- THE EXERCISE
Below is a block of records; reproduce all of them exactly and leave out any pictures.

- RECORDS FOR THIS TASK

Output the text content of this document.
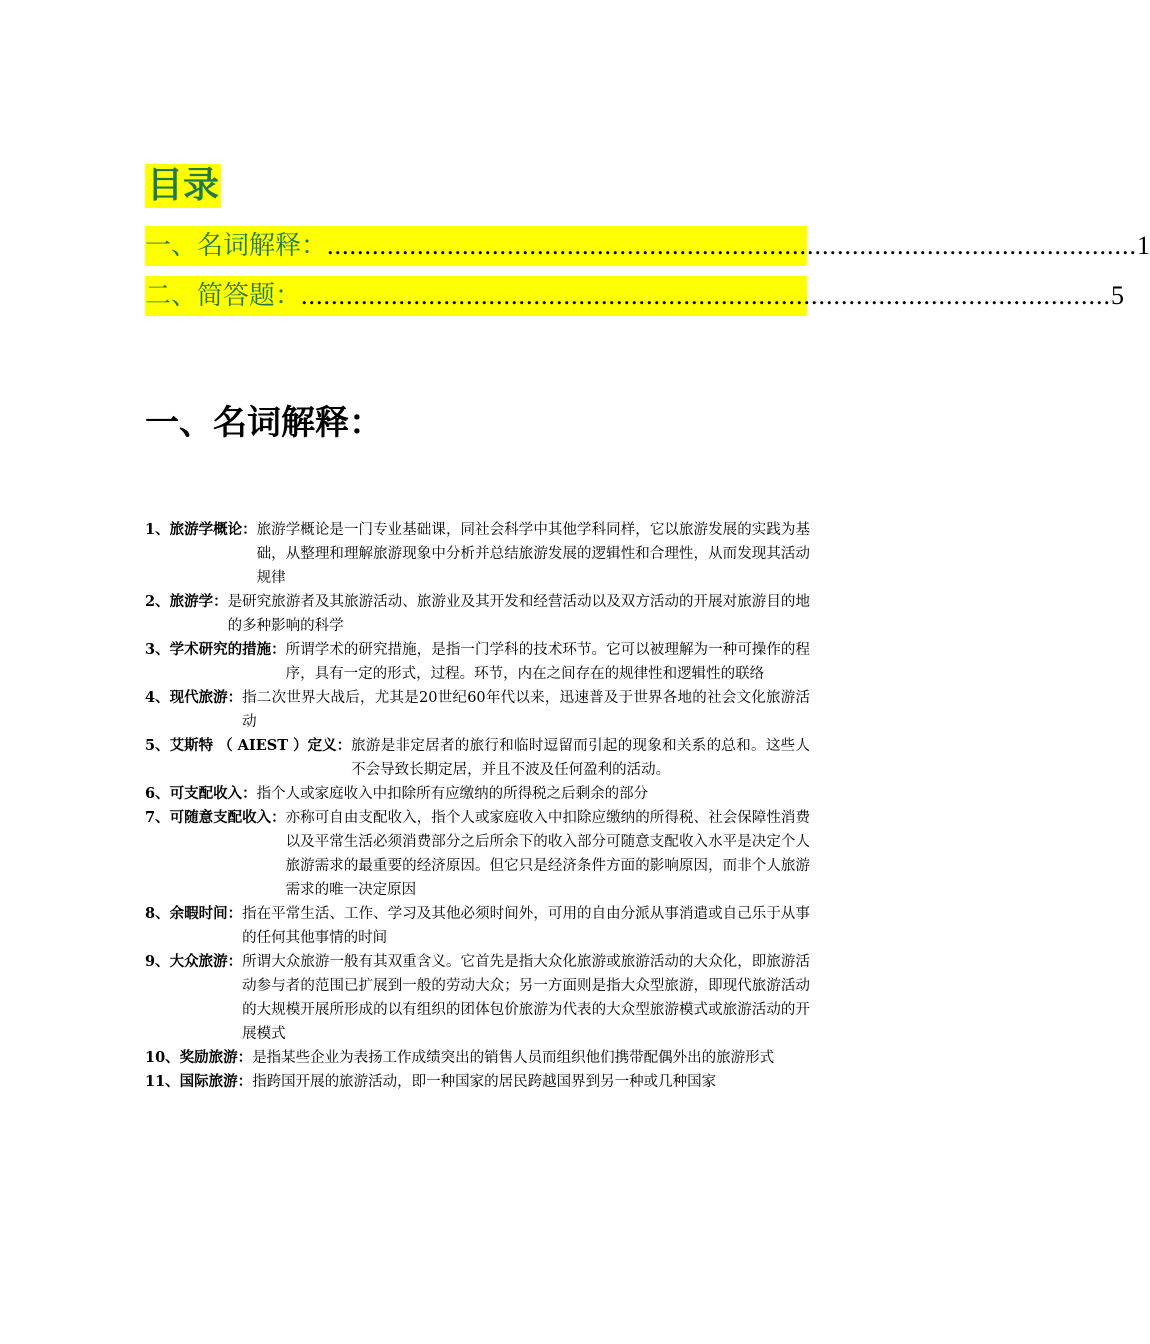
目录
一、名词解释： ............................................................................................................ 1
二、简答题： ............................................................................................................ 5
一、名词解释：
1、旅游学概论： 旅游学概论是一门专业基础课，同社会科学中其他学科同样，它以旅游发展的实践为基础，从整理和理解旅游现象中分析并总结旅游发展的逻辑性和合理性，从而发现其活动规律
2、旅游学： 是研究旅游者及其旅游活动、旅游业及其开发和经营活动以及双方活动的开展对旅游目的地的多种影响的科学
3、学术研究的措施： 所谓学术的研究措施，是指一门学科的技术环节。它可以被理解为一种可操作的程序，具有一定的形式，过程。环节，内在之间存在的规律性和逻辑性的联络
4、现代旅游： 指二次世界大战后，尤其是20世纪60年代以来，迅速普及于世界各地的社会文化旅游活动
5、艾斯特 （ AIEST ）定义： 旅游是非定居者的旅行和临时逗留而引起的现象和关系的总和。这些人不会导致长期定居，并且不波及任何盈利的活动。
6、可支配收入： 指个人或家庭收入中扣除所有应缴纳的所得税之后剩余的部分
7、可随意支配收入： 亦称可自由支配收入，指个人或家庭收入中扣除应缴纳的所得税、社会保障性消费以及平常生活必须消费部分之后所余下的收入部分可随意支配收入水平是决定个人旅游需求的最重要的经济原因。但它只是经济条件方面的影响原因，而非个人旅游需求的唯一决定原因
8、余暇时间： 指在平常生活、工作、学习及其他必须时间外，可用的自由分派从事消遣或自己乐于从事的任何其他事情的时间
9、大众旅游： 所谓大众旅游一般有其双重含义。它首先是指大众化旅游或旅游活动的大众化，即旅游活动参与者的范围已扩展到一般的劳动大众；另一方面则是指大众型旅游，即现代旅游活动的大规模开展所形成的以有组织的团体包价旅游为代表的大众型旅游模式或旅游活动的开展模式
10、奖励旅游： 是指某些企业为表扬工作成绩突出的销售人员而组织他们携带配偶外出的旅游形式
11、国际旅游： 指跨国开展的旅游活动，即一种国家的居民跨越国界到另一种或几种国家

- ANSWER TO THE TASK
Output the text content of this document.
目录
一、名词解释： ............................................................................................................ 1
二、简答题： ............................................................................................................ 5
一、名词解释：
1、旅游学概论： 旅游学概论是一门专业基础课，同社会科学中其他学科同样，它以旅游发展的实践为基础，从整理和理解旅游现象中分析并总结旅游发展的逻辑性和合理性，从而发现其活动规律
2、旅游学： 是研究旅游者及其旅游活动、旅游业及其开发和经营活动以及双方活动的开展对旅游目的地的多种影响的科学
3、学术研究的措施： 所谓学术的研究措施，是指一门学科的技术环节。它可以被理解为一种可操作的程序，具有一定的形式，过程。环节，内在之间存在的规律性和逻辑性的联络
4、现代旅游： 指二次世界大战后，尤其是20世纪60年代以来，迅速普及于世界各地的社会文化旅游活动
5、艾斯特 （ AIEST ）定义： 旅游是非定居者的旅行和临时逗留而引起的现象和关系的总和。这些人不会导致长期定居，并且不波及任何盈利的活动。
6、可支配收入： 指个人或家庭收入中扣除所有应缴纳的所得税之后剩余的部分
7、可随意支配收入： 亦称可自由支配收入，指个人或家庭收入中扣除应缴纳的所得税、社会保障性消费以及平常生活必须消费部分之后所余下的收入部分可随意支配收入水平是决定个人旅游需求的最重要的经济原因。但它只是经济条件方面的影响原因，而非个人旅游需求的唯一决定原因
8、余暇时间： 指在平常生活、工作、学习及其他必须时间外，可用的自由分派从事消遣或自己乐于从事的任何其他事情的时间
9、大众旅游： 所谓大众旅游一般有其双重含义。它首先是指大众化旅游或旅游活动的大众化，即旅游活动参与者的范围已扩展到一般的劳动大众；另一方面则是指大众型旅游，即现代旅游活动的大规模开展所形成的以有组织的团体包价旅游为代表的大众型旅游模式或旅游活动的开展模式
10、奖励旅游： 是指某些企业为表扬工作成绩突出的销售人员而组织他们携带配偶外出的旅游形式
11、国际旅游： 指跨国开展的旅游活动，即一种国家的居民跨越国界到另一种或几种国家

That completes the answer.